**REQUIRED WORK**: Go through the listing and write out all of it exactly.

Part of a data file
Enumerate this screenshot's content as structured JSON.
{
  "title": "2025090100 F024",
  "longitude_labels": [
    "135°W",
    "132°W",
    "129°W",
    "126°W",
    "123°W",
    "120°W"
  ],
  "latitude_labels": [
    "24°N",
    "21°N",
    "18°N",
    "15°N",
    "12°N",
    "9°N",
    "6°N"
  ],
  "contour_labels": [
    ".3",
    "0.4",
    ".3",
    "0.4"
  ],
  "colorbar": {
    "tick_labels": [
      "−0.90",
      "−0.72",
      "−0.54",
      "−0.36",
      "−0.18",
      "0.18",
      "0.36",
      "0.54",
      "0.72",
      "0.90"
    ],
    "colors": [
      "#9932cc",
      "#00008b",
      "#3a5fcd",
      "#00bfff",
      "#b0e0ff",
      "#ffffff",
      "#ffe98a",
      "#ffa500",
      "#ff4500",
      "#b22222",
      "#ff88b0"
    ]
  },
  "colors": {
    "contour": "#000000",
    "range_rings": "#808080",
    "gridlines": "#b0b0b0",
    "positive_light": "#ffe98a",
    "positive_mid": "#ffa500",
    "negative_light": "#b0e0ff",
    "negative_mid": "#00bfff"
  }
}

**WORKED ANSWER**:
Enumerate this screenshot's content as structured JSON.
{
  "title": "2025090100 F024",
  "longitude_labels": [
    "135°W",
    "132°W",
    "129°W",
    "126°W",
    "123°W",
    "120°W"
  ],
  "latitude_labels": [
    "24°N",
    "21°N",
    "18°N",
    "15°N",
    "12°N",
    "9°N",
    "6°N"
  ],
  "contour_labels": [
    ".3",
    "0.4",
    ".3",
    "0.4"
  ],
  "colorbar": {
    "tick_labels": [
      "−0.90",
      "−0.72",
      "−0.54",
      "−0.36",
      "−0.18",
      "0.18",
      "0.36",
      "0.54",
      "0.72",
      "0.90"
    ],
    "colors": [
      "#9932cc",
      "#00008b",
      "#3a5fcd",
      "#00bfff",
      "#b0e0ff",
      "#ffffff",
      "#ffe98a",
      "#ffa500",
      "#ff4500",
      "#b22222",
      "#ff88b0"
    ]
  },
  "colors": {
    "contour": "#000000",
    "range_rings": "#808080",
    "gridlines": "#b0b0b0",
    "positive_light": "#ffe98a",
    "positive_mid": "#ffa500",
    "negative_light": "#b0e0ff",
    "negative_mid": "#00bfff"
  }
}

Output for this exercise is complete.